→ SHORT TASK: Select each line where the word "icon" appears.

→ RECORDS FOR THE EXERCISE:
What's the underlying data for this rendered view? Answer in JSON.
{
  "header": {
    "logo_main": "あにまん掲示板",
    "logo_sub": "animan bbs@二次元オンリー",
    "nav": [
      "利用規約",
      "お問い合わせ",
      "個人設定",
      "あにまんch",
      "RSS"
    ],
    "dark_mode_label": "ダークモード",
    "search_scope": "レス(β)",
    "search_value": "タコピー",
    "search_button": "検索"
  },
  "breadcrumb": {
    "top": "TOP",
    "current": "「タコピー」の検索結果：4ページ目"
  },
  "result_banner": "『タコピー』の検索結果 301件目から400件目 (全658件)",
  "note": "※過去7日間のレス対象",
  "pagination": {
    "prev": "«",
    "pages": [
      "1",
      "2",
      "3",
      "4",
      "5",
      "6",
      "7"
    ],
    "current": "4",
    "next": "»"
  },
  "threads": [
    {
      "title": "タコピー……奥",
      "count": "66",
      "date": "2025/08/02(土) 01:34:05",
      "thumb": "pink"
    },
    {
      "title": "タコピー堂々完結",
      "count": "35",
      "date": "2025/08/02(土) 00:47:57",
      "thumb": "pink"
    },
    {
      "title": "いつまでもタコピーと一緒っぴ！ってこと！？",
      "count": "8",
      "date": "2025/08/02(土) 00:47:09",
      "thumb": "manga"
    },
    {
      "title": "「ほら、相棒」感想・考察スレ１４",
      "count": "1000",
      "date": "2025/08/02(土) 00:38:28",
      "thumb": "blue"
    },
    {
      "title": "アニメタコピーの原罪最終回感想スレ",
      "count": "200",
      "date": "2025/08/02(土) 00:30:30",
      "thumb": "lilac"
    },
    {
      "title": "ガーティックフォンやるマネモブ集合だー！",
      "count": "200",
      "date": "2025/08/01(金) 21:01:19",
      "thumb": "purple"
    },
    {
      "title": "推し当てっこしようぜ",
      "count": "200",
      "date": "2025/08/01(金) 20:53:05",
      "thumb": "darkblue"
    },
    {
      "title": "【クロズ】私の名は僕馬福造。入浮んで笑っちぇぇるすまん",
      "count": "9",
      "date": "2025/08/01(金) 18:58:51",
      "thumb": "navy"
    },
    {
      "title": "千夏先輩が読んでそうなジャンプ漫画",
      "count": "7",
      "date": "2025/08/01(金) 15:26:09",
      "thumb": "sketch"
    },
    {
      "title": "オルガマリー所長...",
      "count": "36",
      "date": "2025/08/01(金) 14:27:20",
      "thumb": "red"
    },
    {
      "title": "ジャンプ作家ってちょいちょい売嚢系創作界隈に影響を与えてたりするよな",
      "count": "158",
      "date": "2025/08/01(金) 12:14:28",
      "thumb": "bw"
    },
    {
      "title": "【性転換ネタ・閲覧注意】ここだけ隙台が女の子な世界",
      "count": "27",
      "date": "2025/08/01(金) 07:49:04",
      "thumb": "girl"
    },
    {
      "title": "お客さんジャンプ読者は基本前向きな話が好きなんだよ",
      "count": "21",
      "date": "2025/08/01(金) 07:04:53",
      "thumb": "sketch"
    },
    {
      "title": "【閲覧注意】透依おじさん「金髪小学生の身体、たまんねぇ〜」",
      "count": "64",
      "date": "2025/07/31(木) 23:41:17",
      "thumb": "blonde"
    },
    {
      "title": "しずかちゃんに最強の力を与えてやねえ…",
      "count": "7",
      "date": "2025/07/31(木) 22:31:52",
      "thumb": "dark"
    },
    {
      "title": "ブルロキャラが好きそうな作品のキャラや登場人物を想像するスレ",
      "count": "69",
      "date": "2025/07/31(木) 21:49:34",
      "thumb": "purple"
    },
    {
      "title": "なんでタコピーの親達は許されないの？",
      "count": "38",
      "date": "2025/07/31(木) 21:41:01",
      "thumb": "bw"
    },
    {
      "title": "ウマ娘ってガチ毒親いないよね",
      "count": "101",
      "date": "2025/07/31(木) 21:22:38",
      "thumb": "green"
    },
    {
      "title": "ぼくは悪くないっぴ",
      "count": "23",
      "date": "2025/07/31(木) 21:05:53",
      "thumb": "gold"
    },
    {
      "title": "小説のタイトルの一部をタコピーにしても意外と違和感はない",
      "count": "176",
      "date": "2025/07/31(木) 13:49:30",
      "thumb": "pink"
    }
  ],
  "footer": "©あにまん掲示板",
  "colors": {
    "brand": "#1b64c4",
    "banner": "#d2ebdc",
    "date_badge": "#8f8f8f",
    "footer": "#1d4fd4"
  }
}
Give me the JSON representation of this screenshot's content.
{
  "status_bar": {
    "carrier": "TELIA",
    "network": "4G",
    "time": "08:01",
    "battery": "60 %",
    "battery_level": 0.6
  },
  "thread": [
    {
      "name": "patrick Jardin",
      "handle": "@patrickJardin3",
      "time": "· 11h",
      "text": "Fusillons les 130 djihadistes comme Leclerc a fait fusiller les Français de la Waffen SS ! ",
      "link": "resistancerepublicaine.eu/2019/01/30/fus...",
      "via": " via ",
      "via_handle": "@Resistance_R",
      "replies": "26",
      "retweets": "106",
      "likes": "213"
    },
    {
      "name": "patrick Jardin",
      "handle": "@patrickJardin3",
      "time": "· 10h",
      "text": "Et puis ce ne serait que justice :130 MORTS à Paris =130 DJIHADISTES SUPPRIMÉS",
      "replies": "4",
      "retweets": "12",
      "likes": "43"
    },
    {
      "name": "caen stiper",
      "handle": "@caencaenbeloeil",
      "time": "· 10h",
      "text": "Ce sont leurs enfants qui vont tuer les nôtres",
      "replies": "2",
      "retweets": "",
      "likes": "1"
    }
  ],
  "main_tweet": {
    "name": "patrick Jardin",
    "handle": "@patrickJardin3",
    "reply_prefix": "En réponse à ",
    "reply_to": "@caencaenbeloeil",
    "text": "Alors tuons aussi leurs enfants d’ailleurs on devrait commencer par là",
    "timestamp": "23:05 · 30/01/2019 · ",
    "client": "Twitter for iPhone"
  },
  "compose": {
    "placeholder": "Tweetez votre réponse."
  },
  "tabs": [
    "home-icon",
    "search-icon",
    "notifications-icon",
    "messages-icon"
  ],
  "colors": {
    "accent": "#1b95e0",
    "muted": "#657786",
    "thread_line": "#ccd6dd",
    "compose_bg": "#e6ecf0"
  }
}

→ TASK OUTPUT:
    "home-icon",
    "search-icon",
    "notifications-icon",
    "messages-icon"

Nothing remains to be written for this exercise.